» Task statement: Could you transcribe every record below exactly as written, leaving out any pictures?

» Records excerpted from a collection:
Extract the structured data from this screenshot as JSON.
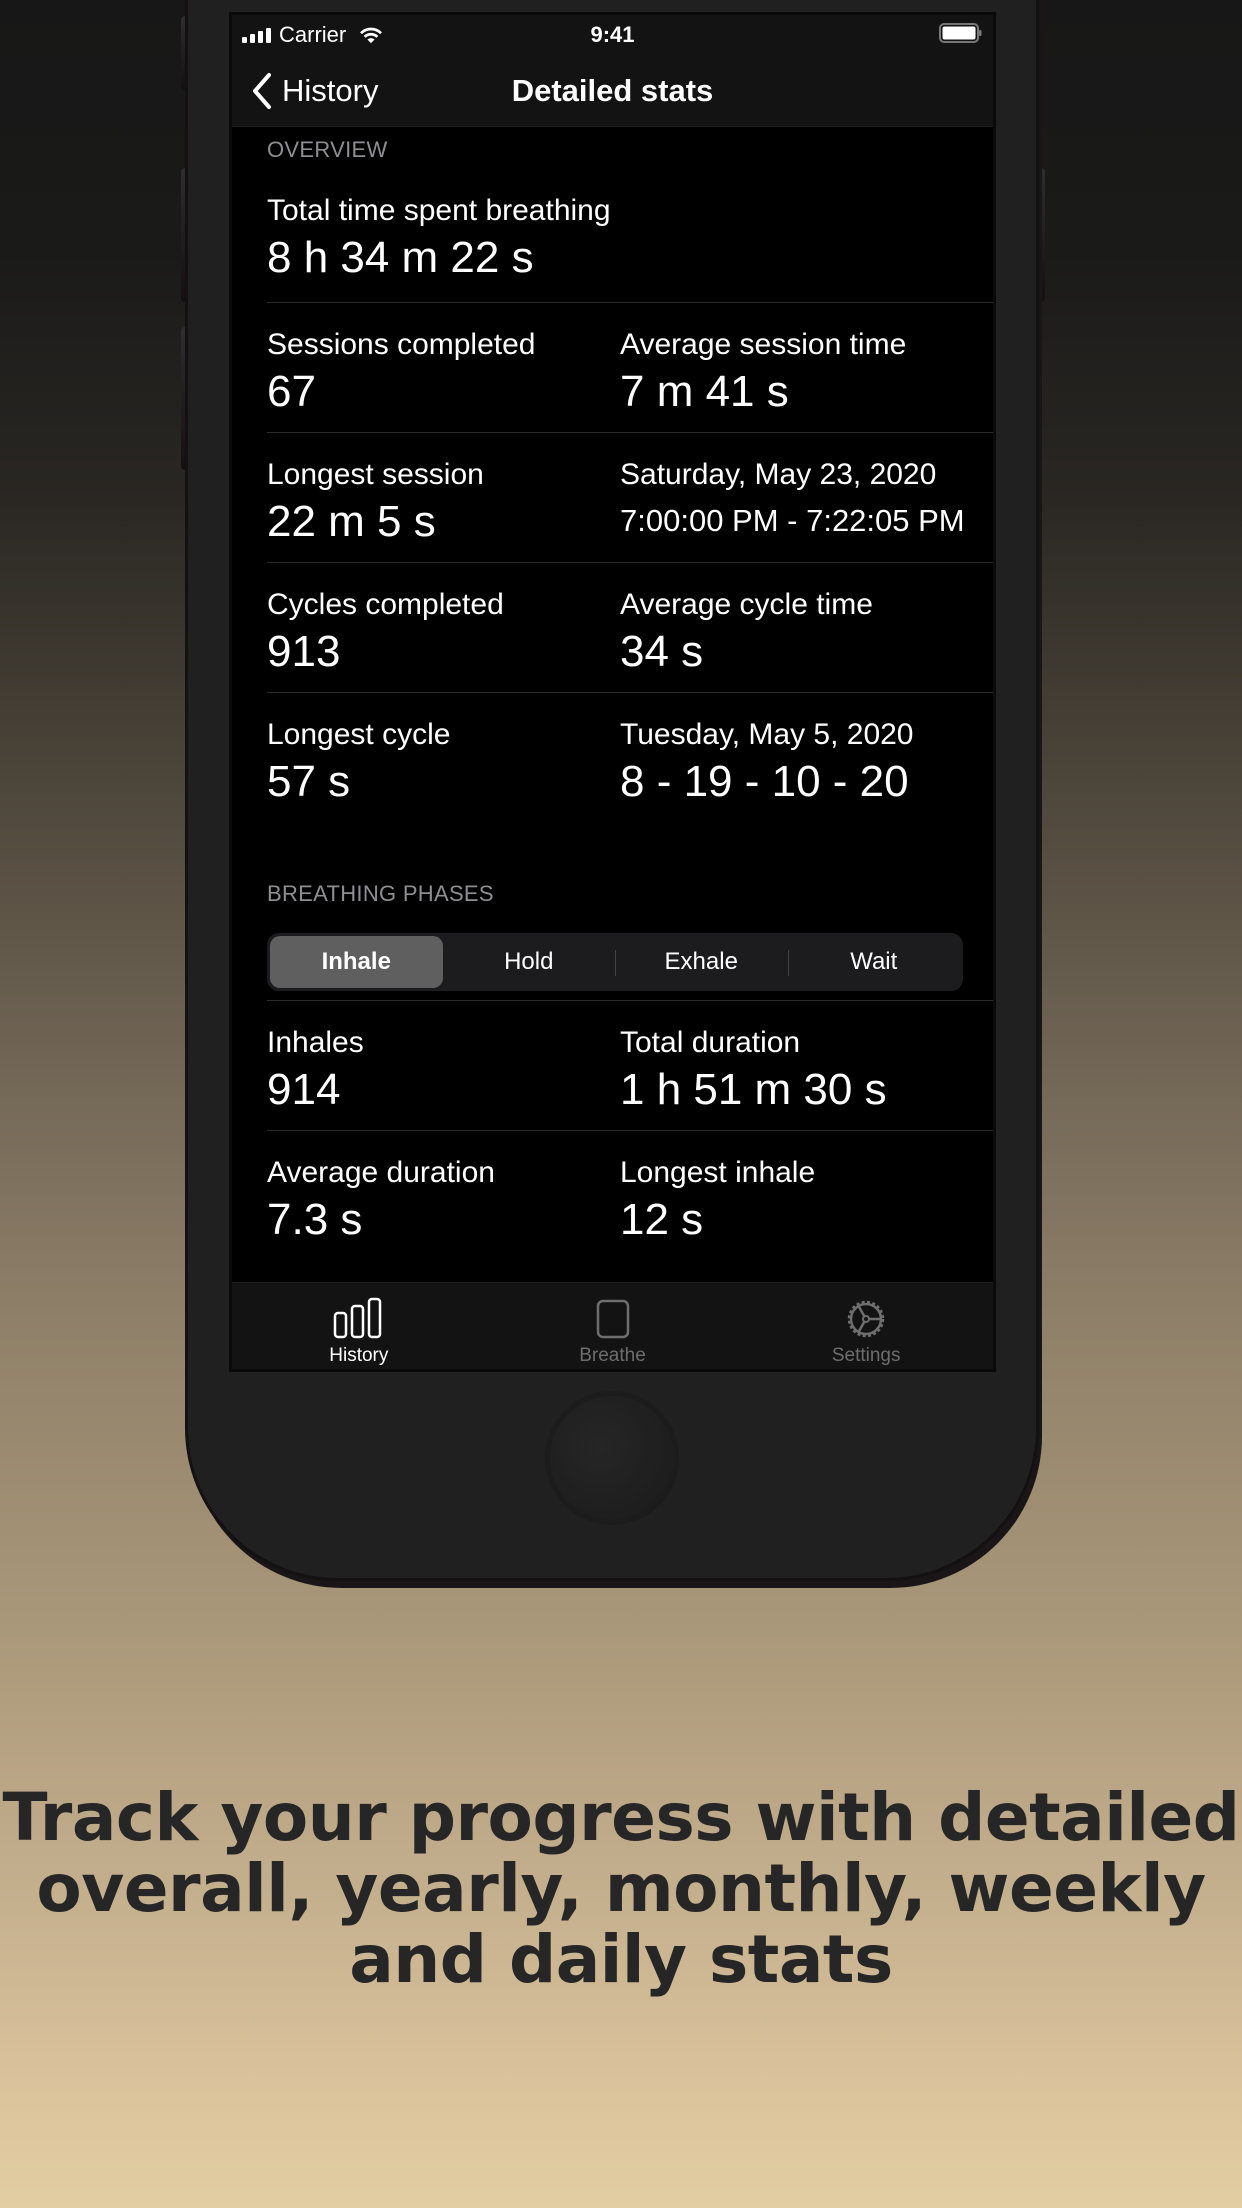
{
  "status_bar": {
    "carrier": "Carrier",
    "time": "9:41",
    "icons": [
      "signal-icon",
      "wifi-icon",
      "battery-icon"
    ]
  },
  "nav": {
    "back_label": "History",
    "title": "Detailed stats"
  },
  "overview": {
    "header": "OVERVIEW",
    "total_time": {
      "label": "Total time spent breathing",
      "value": "8 h 34 m 22 s"
    },
    "rows": [
      [
        {
          "label": "Sessions completed",
          "value": "67"
        },
        {
          "label": "Average session time",
          "value": "7 m 41 s"
        }
      ],
      [
        {
          "label": "Longest session",
          "value": "22 m 5 s"
        },
        {
          "label": "Saturday, May 23, 2020",
          "value": "7:00:00 PM - 7:22:05 PM"
        }
      ],
      [
        {
          "label": "Cycles completed",
          "value": "913"
        },
        {
          "label": "Average cycle time",
          "value": "34 s"
        }
      ],
      [
        {
          "label": "Longest cycle",
          "value": "57 s"
        },
        {
          "label": "Tuesday, May 5, 2020",
          "value": "8 - 19 - 10 - 20"
        }
      ]
    ]
  },
  "phases": {
    "header": "BREATHING PHASES",
    "segments": [
      "Inhale",
      "Hold",
      "Exhale",
      "Wait"
    ],
    "selected": "Inhale",
    "rows": [
      [
        {
          "label": "Inhales",
          "value": "914"
        },
        {
          "label": "Total duration",
          "value": "1 h 51 m 30 s"
        }
      ],
      [
        {
          "label": "Average duration",
          "value": "7.3 s"
        },
        {
          "label": "Longest inhale",
          "value": "12 s"
        }
      ]
    ]
  },
  "tabbar": {
    "tabs": [
      {
        "label": "History",
        "icon": "bar-chart-icon",
        "active": true
      },
      {
        "label": "Breathe",
        "icon": "square-icon",
        "active": false
      },
      {
        "label": "Settings",
        "icon": "gear-icon",
        "active": false
      }
    ]
  },
  "marketing": {
    "headline_lines": [
      "Track your progress with detailed",
      "overall, yearly, monthly, weekly",
      "and daily stats"
    ]
  },
  "colors": {
    "screen_bg": "#000000",
    "bar_bg": "#131313",
    "secondary_text": "#8e8e93",
    "segment_active": "#5f5f5f",
    "headline": "#262626",
    "bg_top": "#171717",
    "bg_bottom": "#e3cda2"
  }
}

» Exercise output:
Extract the structured data from this screenshot as JSON.
{
  "status_bar": {
    "carrier": "Carrier",
    "time": "9:41",
    "icons": [
      "signal-icon",
      "wifi-icon",
      "battery-icon"
    ]
  },
  "nav": {
    "back_label": "History",
    "title": "Detailed stats"
  },
  "overview": {
    "header": "OVERVIEW",
    "total_time": {
      "label": "Total time spent breathing",
      "value": "8 h 34 m 22 s"
    },
    "rows": [
      [
        {
          "label": "Sessions completed",
          "value": "67"
        },
        {
          "label": "Average session time",
          "value": "7 m 41 s"
        }
      ],
      [
        {
          "label": "Longest session",
          "value": "22 m 5 s"
        },
        {
          "label": "Saturday, May 23, 2020",
          "value": "7:00:00 PM - 7:22:05 PM"
        }
      ],
      [
        {
          "label": "Cycles completed",
          "value": "913"
        },
        {
          "label": "Average cycle time",
          "value": "34 s"
        }
      ],
      [
        {
          "label": "Longest cycle",
          "value": "57 s"
        },
        {
          "label": "Tuesday, May 5, 2020",
          "value": "8 - 19 - 10 - 20"
        }
      ]
    ]
  },
  "phases": {
    "header": "BREATHING PHASES",
    "segments": [
      "Inhale",
      "Hold",
      "Exhale",
      "Wait"
    ],
    "selected": "Inhale",
    "rows": [
      [
        {
          "label": "Inhales",
          "value": "914"
        },
        {
          "label": "Total duration",
          "value": "1 h 51 m 30 s"
        }
      ],
      [
        {
          "label": "Average duration",
          "value": "7.3 s"
        },
        {
          "label": "Longest inhale",
          "value": "12 s"
        }
      ]
    ]
  },
  "tabbar": {
    "tabs": [
      {
        "label": "History",
        "icon": "bar-chart-icon",
        "active": true
      },
      {
        "label": "Breathe",
        "icon": "square-icon",
        "active": false
      },
      {
        "label": "Settings",
        "icon": "gear-icon",
        "active": false
      }
    ]
  },
  "marketing": {
    "headline_lines": [
      "Track your progress with detailed",
      "overall, yearly, monthly, weekly",
      "and daily stats"
    ]
  },
  "colors": {
    "screen_bg": "#000000",
    "bar_bg": "#131313",
    "secondary_text": "#8e8e93",
    "segment_active": "#5f5f5f",
    "headline": "#262626",
    "bg_top": "#171717",
    "bg_bottom": "#e3cda2"
  }
}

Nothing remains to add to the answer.